■ TO DO
Reproduce the entries below in full, word for word.

Extracted data entries
========
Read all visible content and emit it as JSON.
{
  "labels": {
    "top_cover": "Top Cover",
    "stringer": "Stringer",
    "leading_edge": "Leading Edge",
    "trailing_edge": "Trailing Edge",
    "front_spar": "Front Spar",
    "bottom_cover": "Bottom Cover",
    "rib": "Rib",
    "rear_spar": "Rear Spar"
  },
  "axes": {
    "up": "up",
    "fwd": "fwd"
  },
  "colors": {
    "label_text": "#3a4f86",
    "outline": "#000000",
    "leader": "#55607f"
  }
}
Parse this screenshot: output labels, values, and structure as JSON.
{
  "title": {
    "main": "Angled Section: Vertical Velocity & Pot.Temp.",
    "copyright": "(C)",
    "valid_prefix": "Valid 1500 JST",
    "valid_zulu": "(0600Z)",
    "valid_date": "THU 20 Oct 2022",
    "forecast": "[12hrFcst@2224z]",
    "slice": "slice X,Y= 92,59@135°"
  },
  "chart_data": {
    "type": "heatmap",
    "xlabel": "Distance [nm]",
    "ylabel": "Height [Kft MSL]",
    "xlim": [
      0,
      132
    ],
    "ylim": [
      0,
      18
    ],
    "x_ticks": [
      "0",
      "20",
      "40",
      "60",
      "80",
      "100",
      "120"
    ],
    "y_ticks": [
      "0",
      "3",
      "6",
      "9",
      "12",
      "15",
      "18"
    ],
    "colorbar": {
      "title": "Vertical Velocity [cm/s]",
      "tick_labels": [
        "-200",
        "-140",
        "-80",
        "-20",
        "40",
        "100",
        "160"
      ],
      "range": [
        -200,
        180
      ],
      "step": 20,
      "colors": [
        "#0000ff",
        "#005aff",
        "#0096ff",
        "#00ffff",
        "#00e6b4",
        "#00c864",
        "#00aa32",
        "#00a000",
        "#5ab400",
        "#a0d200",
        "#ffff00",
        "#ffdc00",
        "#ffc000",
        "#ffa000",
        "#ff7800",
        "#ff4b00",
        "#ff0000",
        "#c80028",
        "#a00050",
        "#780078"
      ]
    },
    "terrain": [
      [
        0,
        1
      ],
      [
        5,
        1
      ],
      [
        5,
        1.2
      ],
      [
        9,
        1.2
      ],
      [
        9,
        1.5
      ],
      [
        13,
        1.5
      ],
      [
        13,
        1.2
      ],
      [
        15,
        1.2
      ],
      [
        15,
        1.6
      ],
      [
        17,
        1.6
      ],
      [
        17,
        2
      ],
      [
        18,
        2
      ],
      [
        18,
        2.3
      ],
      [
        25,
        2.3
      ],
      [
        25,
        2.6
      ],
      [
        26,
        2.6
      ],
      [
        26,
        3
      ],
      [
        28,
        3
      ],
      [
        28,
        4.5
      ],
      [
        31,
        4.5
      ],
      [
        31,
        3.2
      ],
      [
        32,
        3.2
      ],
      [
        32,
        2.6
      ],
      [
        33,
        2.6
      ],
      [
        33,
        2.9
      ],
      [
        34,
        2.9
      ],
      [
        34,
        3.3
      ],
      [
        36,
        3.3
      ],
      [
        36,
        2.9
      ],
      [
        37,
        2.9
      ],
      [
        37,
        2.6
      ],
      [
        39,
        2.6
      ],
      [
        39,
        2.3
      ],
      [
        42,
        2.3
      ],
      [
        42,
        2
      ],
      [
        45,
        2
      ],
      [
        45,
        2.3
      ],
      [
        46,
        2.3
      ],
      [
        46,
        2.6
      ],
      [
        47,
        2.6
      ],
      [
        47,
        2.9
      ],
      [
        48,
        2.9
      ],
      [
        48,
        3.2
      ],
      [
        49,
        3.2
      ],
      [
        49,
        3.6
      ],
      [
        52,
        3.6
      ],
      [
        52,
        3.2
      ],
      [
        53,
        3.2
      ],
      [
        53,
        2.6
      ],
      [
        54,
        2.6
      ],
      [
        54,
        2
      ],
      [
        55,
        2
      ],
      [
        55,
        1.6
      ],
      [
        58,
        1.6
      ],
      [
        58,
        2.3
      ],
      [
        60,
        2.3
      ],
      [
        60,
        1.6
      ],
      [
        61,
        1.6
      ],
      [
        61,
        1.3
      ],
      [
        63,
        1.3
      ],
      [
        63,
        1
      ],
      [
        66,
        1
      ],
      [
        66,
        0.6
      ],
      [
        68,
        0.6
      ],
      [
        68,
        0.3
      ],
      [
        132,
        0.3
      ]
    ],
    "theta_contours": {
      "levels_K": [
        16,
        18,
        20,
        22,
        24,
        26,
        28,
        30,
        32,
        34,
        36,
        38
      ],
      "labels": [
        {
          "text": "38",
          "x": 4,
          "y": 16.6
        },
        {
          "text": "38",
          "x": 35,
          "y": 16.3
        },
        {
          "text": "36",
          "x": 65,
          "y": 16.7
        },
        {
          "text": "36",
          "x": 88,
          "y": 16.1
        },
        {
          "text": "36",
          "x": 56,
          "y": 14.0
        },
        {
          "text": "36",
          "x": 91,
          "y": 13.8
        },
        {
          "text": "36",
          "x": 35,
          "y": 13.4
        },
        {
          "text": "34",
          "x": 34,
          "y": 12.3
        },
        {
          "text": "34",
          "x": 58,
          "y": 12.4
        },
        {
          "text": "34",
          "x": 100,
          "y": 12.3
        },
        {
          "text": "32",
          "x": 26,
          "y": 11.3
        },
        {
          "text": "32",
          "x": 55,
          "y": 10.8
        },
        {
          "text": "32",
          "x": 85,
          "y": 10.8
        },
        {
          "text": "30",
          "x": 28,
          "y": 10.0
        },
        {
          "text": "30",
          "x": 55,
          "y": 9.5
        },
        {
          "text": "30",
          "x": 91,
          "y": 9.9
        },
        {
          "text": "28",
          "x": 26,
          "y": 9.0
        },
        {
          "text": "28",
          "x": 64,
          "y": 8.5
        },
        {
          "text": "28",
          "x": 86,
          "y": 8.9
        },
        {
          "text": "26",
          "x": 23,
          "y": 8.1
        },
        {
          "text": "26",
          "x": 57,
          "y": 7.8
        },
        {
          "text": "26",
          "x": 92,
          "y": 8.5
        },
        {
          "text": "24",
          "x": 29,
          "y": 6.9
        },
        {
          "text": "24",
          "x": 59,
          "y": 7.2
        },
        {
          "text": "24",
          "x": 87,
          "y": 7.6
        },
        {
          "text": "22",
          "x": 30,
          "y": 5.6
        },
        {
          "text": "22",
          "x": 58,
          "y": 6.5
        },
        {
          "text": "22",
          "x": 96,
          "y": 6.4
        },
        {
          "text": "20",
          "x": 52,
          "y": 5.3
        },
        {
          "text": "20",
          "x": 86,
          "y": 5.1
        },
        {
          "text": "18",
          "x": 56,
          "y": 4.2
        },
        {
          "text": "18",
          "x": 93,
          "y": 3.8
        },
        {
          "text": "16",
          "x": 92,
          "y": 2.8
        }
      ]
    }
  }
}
========
■ ANSWER
Read all visible content and emit it as JSON.
{
  "labels": {
    "top_cover": "Top Cover",
    "stringer": "Stringer",
    "leading_edge": "Leading Edge",
    "trailing_edge": "Trailing Edge",
    "front_spar": "Front Spar",
    "bottom_cover": "Bottom Cover",
    "rib": "Rib",
    "rear_spar": "Rear Spar"
  },
  "axes": {
    "up": "up",
    "fwd": "fwd"
  },
  "colors": {
    "label_text": "#3a4f86",
    "outline": "#000000",
    "leader": "#55607f"
  }
}
Parse this screenshot: output labels, values, and structure as JSON.
{
  "title": {
    "main": "Angled Section: Vertical Velocity & Pot.Temp.",
    "copyright": "(C)",
    "valid_prefix": "Valid 1500 JST",
    "valid_zulu": "(0600Z)",
    "valid_date": "THU 20 Oct 2022",
    "forecast": "[12hrFcst@2224z]",
    "slice": "slice X,Y= 92,59@135°"
  },
  "chart_data": {
    "type": "heatmap",
    "xlabel": "Distance [nm]",
    "ylabel": "Height [Kft MSL]",
    "xlim": [
      0,
      132
    ],
    "ylim": [
      0,
      18
    ],
    "x_ticks": [
      "0",
      "20",
      "40",
      "60",
      "80",
      "100",
      "120"
    ],
    "y_ticks": [
      "0",
      "3",
      "6",
      "9",
      "12",
      "15",
      "18"
    ],
    "colorbar": {
      "title": "Vertical Velocity [cm/s]",
      "tick_labels": [
        "-200",
        "-140",
        "-80",
        "-20",
        "40",
        "100",
        "160"
      ],
      "range": [
        -200,
        180
      ],
      "step": 20,
      "colors": [
        "#0000ff",
        "#005aff",
        "#0096ff",
        "#00ffff",
        "#00e6b4",
        "#00c864",
        "#00aa32",
        "#00a000",
        "#5ab400",
        "#a0d200",
        "#ffff00",
        "#ffdc00",
        "#ffc000",
        "#ffa000",
        "#ff7800",
        "#ff4b00",
        "#ff0000",
        "#c80028",
        "#a00050",
        "#780078"
      ]
    },
    "terrain": [
      [
        0,
        1
      ],
      [
        5,
        1
      ],
      [
        5,
        1.2
      ],
      [
        9,
        1.2
      ],
      [
        9,
        1.5
      ],
      [
        13,
        1.5
      ],
      [
        13,
        1.2
      ],
      [
        15,
        1.2
      ],
      [
        15,
        1.6
      ],
      [
        17,
        1.6
      ],
      [
        17,
        2
      ],
      [
        18,
        2
      ],
      [
        18,
        2.3
      ],
      [
        25,
        2.3
      ],
      [
        25,
        2.6
      ],
      [
        26,
        2.6
      ],
      [
        26,
        3
      ],
      [
        28,
        3
      ],
      [
        28,
        4.5
      ],
      [
        31,
        4.5
      ],
      [
        31,
        3.2
      ],
      [
        32,
        3.2
      ],
      [
        32,
        2.6
      ],
      [
        33,
        2.6
      ],
      [
        33,
        2.9
      ],
      [
        34,
        2.9
      ],
      [
        34,
        3.3
      ],
      [
        36,
        3.3
      ],
      [
        36,
        2.9
      ],
      [
        37,
        2.9
      ],
      [
        37,
        2.6
      ],
      [
        39,
        2.6
      ],
      [
        39,
        2.3
      ],
      [
        42,
        2.3
      ],
      [
        42,
        2
      ],
      [
        45,
        2
      ],
      [
        45,
        2.3
      ],
      [
        46,
        2.3
      ],
      [
        46,
        2.6
      ],
      [
        47,
        2.6
      ],
      [
        47,
        2.9
      ],
      [
        48,
        2.9
      ],
      [
        48,
        3.2
      ],
      [
        49,
        3.2
      ],
      [
        49,
        3.6
      ],
      [
        52,
        3.6
      ],
      [
        52,
        3.2
      ],
      [
        53,
        3.2
      ],
      [
        53,
        2.6
      ],
      [
        54,
        2.6
      ],
      [
        54,
        2
      ],
      [
        55,
        2
      ],
      [
        55,
        1.6
      ],
      [
        58,
        1.6
      ],
      [
        58,
        2.3
      ],
      [
        60,
        2.3
      ],
      [
        60,
        1.6
      ],
      [
        61,
        1.6
      ],
      [
        61,
        1.3
      ],
      [
        63,
        1.3
      ],
      [
        63,
        1
      ],
      [
        66,
        1
      ],
      [
        66,
        0.6
      ],
      [
        68,
        0.6
      ],
      [
        68,
        0.3
      ],
      [
        132,
        0.3
      ]
    ],
    "theta_contours": {
      "levels_K": [
        16,
        18,
        20,
        22,
        24,
        26,
        28,
        30,
        32,
        34,
        36,
        38
      ],
      "labels": [
        {
          "text": "38",
          "x": 4,
          "y": 16.6
        },
        {
          "text": "38",
          "x": 35,
          "y": 16.3
        },
        {
          "text": "36",
          "x": 65,
          "y": 16.7
        },
        {
          "text": "36",
          "x": 88,
          "y": 16.1
        },
        {
          "text": "36",
          "x": 56,
          "y": 14.0
        },
        {
          "text": "36",
          "x": 91,
          "y": 13.8
        },
        {
          "text": "36",
          "x": 35,
          "y": 13.4
        },
        {
          "text": "34",
          "x": 34,
          "y": 12.3
        },
        {
          "text": "34",
          "x": 58,
          "y": 12.4
        },
        {
          "text": "34",
          "x": 100,
          "y": 12.3
        },
        {
          "text": "32",
          "x": 26,
          "y": 11.3
        },
        {
          "text": "32",
          "x": 55,
          "y": 10.8
        },
        {
          "text": "32",
          "x": 85,
          "y": 10.8
        },
        {
          "text": "30",
          "x": 28,
          "y": 10.0
        },
        {
          "text": "30",
          "x": 55,
          "y": 9.5
        },
        {
          "text": "30",
          "x": 91,
          "y": 9.9
        },
        {
          "text": "28",
          "x": 26,
          "y": 9.0
        },
        {
          "text": "28",
          "x": 64,
          "y": 8.5
        },
        {
          "text": "28",
          "x": 86,
          "y": 8.9
        },
        {
          "text": "26",
          "x": 23,
          "y": 8.1
        },
        {
          "text": "26",
          "x": 57,
          "y": 7.8
        },
        {
          "text": "26",
          "x": 92,
          "y": 8.5
        },
        {
          "text": "24",
          "x": 29,
          "y": 6.9
        },
        {
          "text": "24",
          "x": 59,
          "y": 7.2
        },
        {
          "text": "24",
          "x": 87,
          "y": 7.6
        },
        {
          "text": "22",
          "x": 30,
          "y": 5.6
        },
        {
          "text": "22",
          "x": 58,
          "y": 6.5
        },
        {
          "text": "22",
          "x": 96,
          "y": 6.4
        },
        {
          "text": "20",
          "x": 52,
          "y": 5.3
        },
        {
          "text": "20",
          "x": 86,
          "y": 5.1
        },
        {
          "text": "18",
          "x": 56,
          "y": 4.2
        },
        {
          "text": "18",
          "x": 93,
          "y": 3.8
        },
        {
          "text": "16",
          "x": 92,
          "y": 2.8
        }
      ]
    }
  }
}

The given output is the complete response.